▸ **Task**: Print all records exactly, leaving nothing out.

▸ **Extracted data entries**:
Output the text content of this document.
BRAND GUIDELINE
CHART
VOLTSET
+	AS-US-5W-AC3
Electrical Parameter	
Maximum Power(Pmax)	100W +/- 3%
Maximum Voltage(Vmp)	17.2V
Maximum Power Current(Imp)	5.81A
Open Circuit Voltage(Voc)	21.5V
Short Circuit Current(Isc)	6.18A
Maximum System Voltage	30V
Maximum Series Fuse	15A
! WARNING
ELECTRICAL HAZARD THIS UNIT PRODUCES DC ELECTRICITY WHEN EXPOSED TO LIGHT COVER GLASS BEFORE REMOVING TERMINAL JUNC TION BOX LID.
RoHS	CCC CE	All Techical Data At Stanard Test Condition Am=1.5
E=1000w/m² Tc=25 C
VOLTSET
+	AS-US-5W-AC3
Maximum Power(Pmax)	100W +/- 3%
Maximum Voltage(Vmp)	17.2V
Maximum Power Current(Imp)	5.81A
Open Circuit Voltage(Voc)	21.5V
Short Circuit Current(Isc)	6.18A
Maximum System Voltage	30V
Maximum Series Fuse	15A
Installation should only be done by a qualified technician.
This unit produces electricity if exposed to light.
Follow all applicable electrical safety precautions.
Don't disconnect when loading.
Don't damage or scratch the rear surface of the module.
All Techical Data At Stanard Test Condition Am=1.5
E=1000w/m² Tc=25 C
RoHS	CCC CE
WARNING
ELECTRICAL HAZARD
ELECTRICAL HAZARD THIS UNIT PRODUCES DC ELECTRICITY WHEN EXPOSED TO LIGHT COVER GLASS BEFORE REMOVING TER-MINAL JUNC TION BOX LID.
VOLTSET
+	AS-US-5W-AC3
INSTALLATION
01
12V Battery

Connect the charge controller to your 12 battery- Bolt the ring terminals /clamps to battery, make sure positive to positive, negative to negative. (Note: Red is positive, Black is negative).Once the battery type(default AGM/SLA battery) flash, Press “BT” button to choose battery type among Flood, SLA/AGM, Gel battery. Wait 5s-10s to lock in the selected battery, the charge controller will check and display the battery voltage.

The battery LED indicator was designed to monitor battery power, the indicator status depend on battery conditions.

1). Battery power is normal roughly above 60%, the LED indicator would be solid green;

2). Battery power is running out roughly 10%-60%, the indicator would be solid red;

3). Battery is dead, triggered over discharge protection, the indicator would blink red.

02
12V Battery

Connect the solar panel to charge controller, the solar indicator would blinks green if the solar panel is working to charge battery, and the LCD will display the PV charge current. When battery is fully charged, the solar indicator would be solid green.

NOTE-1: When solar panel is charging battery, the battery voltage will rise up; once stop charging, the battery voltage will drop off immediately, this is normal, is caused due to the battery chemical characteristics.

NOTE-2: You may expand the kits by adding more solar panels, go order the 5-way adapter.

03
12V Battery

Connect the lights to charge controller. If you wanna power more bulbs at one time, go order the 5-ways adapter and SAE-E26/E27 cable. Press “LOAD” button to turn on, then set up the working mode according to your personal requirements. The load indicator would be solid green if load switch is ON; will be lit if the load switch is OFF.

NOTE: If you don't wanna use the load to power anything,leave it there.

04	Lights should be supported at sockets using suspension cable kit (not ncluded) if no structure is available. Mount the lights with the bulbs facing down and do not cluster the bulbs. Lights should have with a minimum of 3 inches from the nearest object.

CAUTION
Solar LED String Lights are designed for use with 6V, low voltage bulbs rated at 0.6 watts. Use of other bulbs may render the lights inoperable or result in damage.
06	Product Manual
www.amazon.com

▸ **Response for this exercise**:
Output the text content of this document.
BRAND GUIDELINE
CHART
VOLTSET
+	AS-US-5W-AC3
Electrical Parameter	
Maximum Power(Pmax)	100W +/- 3%
Maximum Voltage(Vmp)	17.2V
Maximum Power Current(Imp)	5.81A
Open Circuit Voltage(Voc)	21.5V
Short Circuit Current(Isc)	6.18A
Maximum System Voltage	30V
Maximum Series Fuse	15A
! WARNING
ELECTRICAL HAZARD THIS UNIT PRODUCES DC ELECTRICITY WHEN EXPOSED TO LIGHT COVER GLASS BEFORE REMOVING TERMINAL JUNC TION BOX LID.
RoHS	CCC CE	All Techical Data At Stanard Test Condition Am=1.5
E=1000w/m² Tc=25 C
VOLTSET
+	AS-US-5W-AC3
Maximum Power(Pmax)	100W +/- 3%
Maximum Voltage(Vmp)	17.2V
Maximum Power Current(Imp)	5.81A
Open Circuit Voltage(Voc)	21.5V
Short Circuit Current(Isc)	6.18A
Maximum System Voltage	30V
Maximum Series Fuse	15A
Installation should only be done by a qualified technician.
This unit produces electricity if exposed to light.
Follow all applicable electrical safety precautions.
Don't disconnect when loading.
Don't damage or scratch the rear surface of the module.
All Techical Data At Stanard Test Condition Am=1.5
E=1000w/m² Tc=25 C
RoHS	CCC CE
WARNING
ELECTRICAL HAZARD
ELECTRICAL HAZARD THIS UNIT PRODUCES DC ELECTRICITY WHEN EXPOSED TO LIGHT COVER GLASS BEFORE REMOVING TER-MINAL JUNC TION BOX LID.
VOLTSET
+	AS-US-5W-AC3
INSTALLATION
01
12V Battery

Connect the charge controller to your 12 battery- Bolt the ring terminals /clamps to battery, make sure positive to positive, negative to negative. (Note: Red is positive, Black is negative).Once the battery type(default AGM/SLA battery) flash, Press “BT” button to choose battery type among Flood, SLA/AGM, Gel battery. Wait 5s-10s to lock in the selected battery, the charge controller will check and display the battery voltage.

The battery LED indicator was designed to monitor battery power, the indicator status depend on battery conditions.

1). Battery power is normal roughly above 60%, the LED indicator would be solid green;

2). Battery power is running out roughly 10%-60%, the indicator would be solid red;

3). Battery is dead, triggered over discharge protection, the indicator would blink red.

02
12V Battery

Connect the solar panel to charge controller, the solar indicator would blinks green if the solar panel is working to charge battery, and the LCD will display the PV charge current. When battery is fully charged, the solar indicator would be solid green.

NOTE-1: When solar panel is charging battery, the battery voltage will rise up; once stop charging, the battery voltage will drop off immediately, this is normal, is caused due to the battery chemical characteristics.

NOTE-2: You may expand the kits by adding more solar panels, go order the 5-way adapter.

03
12V Battery

Connect the lights to charge controller. If you wanna power more bulbs at one time, go order the 5-ways adapter and SAE-E26/E27 cable. Press “LOAD” button to turn on, then set up the working mode according to your personal requirements. The load indicator would be solid green if load switch is ON; will be lit if the load switch is OFF.

NOTE: If you don't wanna use the load to power anything,leave it there.

04	Lights should be supported at sockets using suspension cable kit (not ncluded) if no structure is available. Mount the lights with the bulbs facing down and do not cluster the bulbs. Lights should have with a minimum of 3 inches from the nearest object.

CAUTION
Solar LED String Lights are designed for use with 6V, low voltage bulbs rated at 0.6 watts. Use of other bulbs may render the lights inoperable or result in damage.
06	Product Manual
www.amazon.com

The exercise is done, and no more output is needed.